TASK DETAILS: Gather all lines containing the string "Loss" and copy them out.

--

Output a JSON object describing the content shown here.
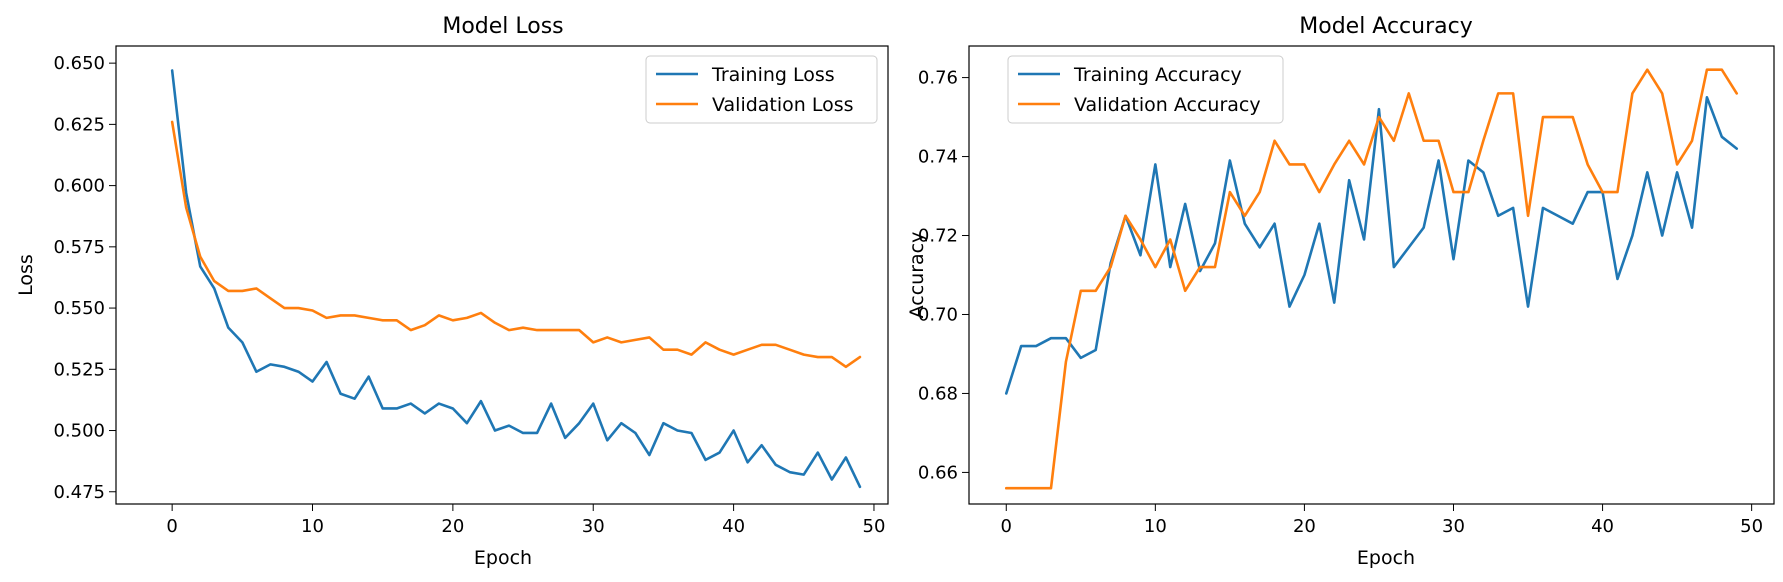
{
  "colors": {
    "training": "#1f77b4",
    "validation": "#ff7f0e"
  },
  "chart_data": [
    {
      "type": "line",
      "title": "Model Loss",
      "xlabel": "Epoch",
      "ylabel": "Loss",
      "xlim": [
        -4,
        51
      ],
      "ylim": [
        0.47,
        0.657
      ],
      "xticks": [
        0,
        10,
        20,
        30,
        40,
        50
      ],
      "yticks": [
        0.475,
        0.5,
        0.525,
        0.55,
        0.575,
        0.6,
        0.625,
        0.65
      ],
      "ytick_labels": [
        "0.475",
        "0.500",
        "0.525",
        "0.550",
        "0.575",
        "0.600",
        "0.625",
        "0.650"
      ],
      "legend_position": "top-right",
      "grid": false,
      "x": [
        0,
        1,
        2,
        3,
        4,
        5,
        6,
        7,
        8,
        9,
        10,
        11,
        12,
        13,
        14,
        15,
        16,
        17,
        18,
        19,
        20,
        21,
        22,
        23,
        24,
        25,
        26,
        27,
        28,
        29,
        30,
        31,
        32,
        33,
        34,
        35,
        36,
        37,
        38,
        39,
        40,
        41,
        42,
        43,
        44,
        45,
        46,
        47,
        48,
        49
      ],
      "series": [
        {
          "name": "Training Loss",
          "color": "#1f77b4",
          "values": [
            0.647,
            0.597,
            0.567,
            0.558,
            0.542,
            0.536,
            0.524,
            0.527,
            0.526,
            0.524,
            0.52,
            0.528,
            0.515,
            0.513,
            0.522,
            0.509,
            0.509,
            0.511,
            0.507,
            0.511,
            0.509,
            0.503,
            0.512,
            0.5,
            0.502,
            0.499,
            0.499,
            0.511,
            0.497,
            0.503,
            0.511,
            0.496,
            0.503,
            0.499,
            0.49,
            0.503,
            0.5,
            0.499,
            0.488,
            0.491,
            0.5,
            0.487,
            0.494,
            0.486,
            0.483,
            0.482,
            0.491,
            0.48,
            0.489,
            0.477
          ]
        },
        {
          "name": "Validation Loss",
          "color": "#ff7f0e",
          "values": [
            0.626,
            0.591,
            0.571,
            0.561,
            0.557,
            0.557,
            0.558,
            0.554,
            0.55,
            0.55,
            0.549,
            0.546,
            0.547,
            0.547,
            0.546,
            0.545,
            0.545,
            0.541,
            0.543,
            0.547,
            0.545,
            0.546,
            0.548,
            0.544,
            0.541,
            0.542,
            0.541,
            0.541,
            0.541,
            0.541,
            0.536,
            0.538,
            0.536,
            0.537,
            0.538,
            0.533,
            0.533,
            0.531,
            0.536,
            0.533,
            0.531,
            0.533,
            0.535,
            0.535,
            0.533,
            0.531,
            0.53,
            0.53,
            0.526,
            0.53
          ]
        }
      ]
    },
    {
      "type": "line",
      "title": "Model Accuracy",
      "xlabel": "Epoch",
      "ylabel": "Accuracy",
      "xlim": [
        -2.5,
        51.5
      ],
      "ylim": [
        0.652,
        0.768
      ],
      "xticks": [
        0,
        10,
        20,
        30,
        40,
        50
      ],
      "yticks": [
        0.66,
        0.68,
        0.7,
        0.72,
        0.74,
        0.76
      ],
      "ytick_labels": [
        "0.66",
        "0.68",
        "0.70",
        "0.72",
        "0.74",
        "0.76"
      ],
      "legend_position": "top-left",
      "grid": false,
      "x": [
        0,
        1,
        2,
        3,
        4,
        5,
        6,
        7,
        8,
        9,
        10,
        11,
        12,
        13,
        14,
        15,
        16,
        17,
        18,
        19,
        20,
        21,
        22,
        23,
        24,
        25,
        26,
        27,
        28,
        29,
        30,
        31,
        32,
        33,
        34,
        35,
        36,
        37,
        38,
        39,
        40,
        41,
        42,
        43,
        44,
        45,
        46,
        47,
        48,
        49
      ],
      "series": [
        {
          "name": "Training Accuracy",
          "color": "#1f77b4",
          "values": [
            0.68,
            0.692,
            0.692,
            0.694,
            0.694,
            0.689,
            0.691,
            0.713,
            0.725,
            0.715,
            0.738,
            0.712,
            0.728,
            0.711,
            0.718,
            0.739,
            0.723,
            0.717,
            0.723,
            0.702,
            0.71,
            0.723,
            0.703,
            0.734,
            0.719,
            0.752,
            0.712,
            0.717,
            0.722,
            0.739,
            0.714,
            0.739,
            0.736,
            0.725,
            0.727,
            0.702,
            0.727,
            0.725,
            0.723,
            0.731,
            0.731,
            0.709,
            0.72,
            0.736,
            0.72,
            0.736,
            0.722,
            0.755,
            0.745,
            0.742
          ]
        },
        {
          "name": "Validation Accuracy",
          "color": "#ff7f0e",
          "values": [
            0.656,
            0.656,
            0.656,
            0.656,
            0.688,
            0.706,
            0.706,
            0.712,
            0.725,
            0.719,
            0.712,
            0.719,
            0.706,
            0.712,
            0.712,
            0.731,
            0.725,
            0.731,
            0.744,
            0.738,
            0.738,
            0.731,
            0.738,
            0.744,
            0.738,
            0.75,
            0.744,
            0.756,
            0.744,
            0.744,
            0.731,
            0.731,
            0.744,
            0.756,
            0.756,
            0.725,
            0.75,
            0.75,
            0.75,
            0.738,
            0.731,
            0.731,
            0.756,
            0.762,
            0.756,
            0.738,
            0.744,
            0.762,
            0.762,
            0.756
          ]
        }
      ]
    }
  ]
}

--

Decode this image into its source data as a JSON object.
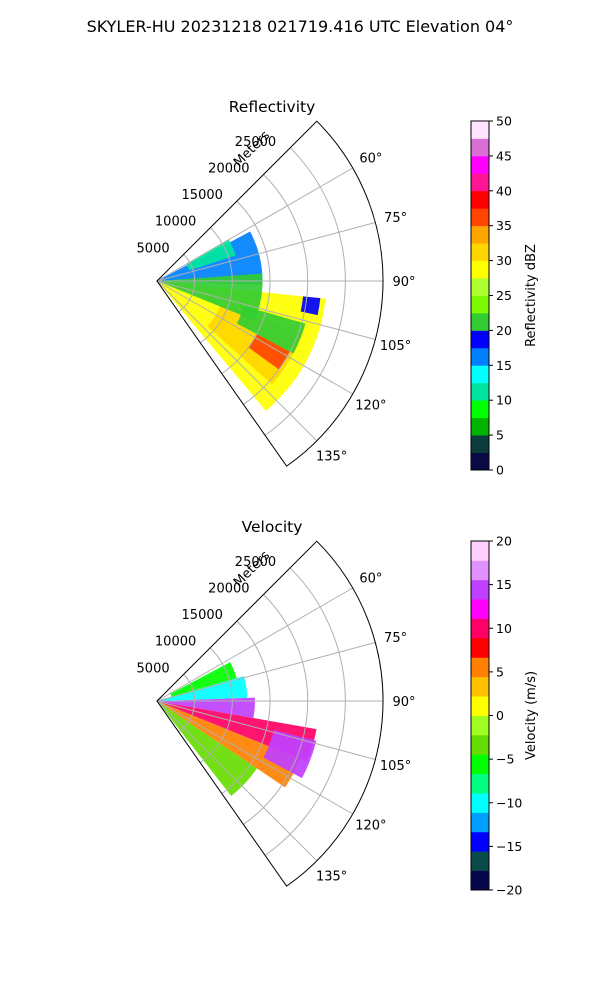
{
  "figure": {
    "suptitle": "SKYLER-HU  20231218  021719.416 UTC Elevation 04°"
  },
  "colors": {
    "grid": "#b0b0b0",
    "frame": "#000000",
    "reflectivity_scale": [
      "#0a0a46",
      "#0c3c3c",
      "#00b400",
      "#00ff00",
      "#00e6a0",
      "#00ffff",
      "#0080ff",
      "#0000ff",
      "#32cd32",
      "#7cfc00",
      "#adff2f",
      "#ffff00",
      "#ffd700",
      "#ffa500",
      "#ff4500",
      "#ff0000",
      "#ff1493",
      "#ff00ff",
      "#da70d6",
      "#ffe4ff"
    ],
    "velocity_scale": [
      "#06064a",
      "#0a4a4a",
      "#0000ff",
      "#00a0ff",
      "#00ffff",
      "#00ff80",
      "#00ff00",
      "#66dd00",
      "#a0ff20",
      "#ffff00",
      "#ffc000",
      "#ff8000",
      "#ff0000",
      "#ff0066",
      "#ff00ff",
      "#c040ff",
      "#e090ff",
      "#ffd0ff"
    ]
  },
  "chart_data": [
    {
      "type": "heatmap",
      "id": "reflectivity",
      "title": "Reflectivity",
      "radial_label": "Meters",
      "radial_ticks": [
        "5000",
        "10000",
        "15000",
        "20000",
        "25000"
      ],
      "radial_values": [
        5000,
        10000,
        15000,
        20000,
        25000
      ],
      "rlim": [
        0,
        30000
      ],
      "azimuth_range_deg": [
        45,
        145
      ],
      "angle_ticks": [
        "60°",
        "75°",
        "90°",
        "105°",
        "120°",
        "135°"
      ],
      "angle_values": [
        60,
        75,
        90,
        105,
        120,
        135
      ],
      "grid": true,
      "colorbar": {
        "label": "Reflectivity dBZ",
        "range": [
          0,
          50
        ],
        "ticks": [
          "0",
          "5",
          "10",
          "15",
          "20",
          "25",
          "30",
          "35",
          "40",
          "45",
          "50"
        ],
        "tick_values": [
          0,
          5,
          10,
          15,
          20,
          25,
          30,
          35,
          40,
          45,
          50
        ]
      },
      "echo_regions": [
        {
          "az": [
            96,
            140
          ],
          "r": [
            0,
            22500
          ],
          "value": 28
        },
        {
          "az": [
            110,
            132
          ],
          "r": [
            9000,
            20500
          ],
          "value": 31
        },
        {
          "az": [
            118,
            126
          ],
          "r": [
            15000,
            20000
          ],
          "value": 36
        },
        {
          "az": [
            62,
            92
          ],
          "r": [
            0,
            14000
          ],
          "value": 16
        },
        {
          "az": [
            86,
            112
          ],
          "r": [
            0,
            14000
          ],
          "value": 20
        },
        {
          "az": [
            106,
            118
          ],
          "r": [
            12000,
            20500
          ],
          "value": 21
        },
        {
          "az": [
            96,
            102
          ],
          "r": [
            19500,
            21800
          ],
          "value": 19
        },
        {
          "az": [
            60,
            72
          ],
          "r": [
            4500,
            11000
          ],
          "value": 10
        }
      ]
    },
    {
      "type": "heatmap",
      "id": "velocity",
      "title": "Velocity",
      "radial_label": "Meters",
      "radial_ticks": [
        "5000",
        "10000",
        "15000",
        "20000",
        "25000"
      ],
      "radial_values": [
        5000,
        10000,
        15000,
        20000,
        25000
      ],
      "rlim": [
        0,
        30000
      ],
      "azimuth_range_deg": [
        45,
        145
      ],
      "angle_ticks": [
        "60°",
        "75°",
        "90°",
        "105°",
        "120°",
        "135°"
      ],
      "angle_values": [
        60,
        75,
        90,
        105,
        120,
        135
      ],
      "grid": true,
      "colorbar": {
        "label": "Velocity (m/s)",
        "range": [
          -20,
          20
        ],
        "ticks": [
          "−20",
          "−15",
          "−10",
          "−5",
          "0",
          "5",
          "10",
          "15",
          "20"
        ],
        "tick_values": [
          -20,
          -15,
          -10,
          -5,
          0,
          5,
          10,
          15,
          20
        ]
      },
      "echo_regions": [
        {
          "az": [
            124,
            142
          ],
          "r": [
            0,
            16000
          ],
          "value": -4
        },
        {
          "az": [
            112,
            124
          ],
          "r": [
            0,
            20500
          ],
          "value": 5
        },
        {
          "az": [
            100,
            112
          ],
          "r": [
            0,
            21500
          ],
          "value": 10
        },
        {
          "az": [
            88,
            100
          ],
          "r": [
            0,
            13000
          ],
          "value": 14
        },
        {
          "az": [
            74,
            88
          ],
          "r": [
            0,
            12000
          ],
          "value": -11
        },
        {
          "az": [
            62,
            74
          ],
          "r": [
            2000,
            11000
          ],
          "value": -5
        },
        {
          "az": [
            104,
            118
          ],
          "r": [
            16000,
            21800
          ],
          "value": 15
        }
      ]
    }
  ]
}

--

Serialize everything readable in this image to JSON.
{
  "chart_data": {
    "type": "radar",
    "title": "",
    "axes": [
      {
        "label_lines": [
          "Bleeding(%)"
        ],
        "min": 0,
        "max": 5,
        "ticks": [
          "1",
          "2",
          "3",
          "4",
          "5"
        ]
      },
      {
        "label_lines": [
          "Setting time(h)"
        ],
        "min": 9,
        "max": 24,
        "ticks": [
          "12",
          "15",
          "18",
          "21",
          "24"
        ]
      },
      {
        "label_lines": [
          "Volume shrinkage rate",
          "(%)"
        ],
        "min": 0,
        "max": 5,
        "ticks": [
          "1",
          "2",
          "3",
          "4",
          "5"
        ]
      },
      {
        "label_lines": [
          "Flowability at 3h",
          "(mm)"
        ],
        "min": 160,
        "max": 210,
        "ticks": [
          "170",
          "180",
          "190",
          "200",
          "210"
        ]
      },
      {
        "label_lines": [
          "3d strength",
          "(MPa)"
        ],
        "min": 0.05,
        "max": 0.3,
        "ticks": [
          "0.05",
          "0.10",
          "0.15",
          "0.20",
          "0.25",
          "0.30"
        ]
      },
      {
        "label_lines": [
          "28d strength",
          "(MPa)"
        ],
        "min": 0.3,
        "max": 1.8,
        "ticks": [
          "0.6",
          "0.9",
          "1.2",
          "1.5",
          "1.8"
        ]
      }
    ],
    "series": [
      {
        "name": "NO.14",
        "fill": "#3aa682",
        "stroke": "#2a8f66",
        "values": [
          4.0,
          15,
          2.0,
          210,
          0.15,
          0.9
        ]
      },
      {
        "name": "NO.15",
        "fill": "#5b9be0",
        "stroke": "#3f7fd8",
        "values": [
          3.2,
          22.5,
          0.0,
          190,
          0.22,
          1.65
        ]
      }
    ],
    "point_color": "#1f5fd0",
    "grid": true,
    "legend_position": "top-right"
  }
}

--

COMPLETE RESPONSE:
      "title": "Model Loss",
      "ylabel": "Loss",
          "name": "Training Loss",
          "name": "Validation Loss",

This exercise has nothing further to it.